Exercise requirements: Transcribe the lines below verbatim, skipping the images.

Figure contents as structured data:
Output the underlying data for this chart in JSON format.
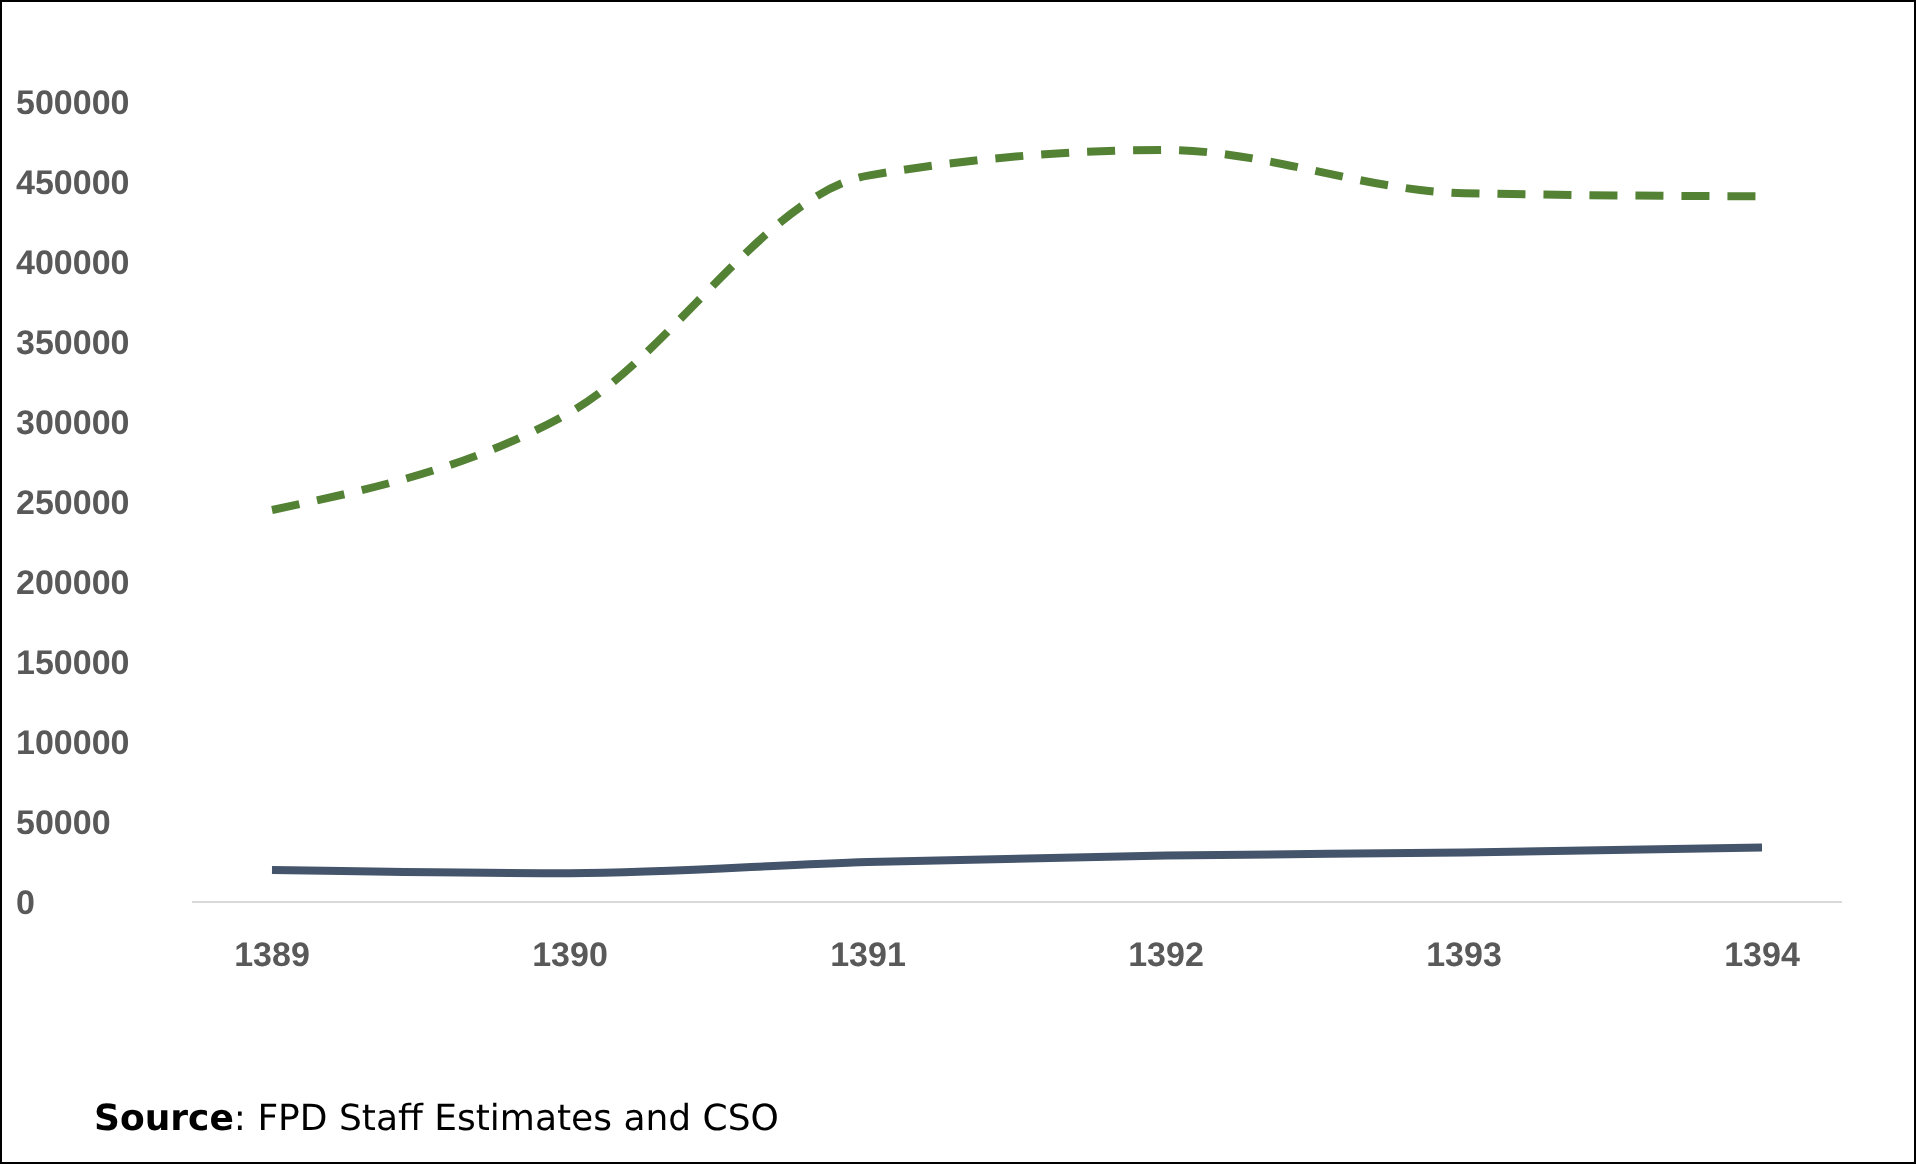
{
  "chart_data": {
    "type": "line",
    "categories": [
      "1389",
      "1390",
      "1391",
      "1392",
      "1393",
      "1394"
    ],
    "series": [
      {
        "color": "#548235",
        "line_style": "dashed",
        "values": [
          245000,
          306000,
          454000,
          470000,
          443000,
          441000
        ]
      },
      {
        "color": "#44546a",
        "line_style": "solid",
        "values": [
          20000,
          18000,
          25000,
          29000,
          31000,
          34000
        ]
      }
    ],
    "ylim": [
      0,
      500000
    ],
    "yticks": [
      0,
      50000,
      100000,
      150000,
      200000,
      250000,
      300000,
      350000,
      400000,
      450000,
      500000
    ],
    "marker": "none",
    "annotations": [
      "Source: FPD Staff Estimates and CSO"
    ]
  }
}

Exercise answer:
Output the underlying data for this chart in JSON format.
{
  "chart_data": {
    "type": "line",
    "categories": [
      "1389",
      "1390",
      "1391",
      "1392",
      "1393",
      "1394"
    ],
    "series": [
      {
        "color": "#548235",
        "line_style": "dashed",
        "values": [
          245000,
          306000,
          454000,
          470000,
          443000,
          441000
        ]
      },
      {
        "color": "#44546a",
        "line_style": "solid",
        "values": [
          20000,
          18000,
          25000,
          29000,
          31000,
          34000
        ]
      }
    ],
    "ylim": [
      0,
      500000
    ],
    "yticks": [
      0,
      50000,
      100000,
      150000,
      200000,
      250000,
      300000,
      350000,
      400000,
      450000,
      500000
    ],
    "marker": "none",
    "annotations": [
      "Source: FPD Staff Estimates and CSO"
    ]
  }
}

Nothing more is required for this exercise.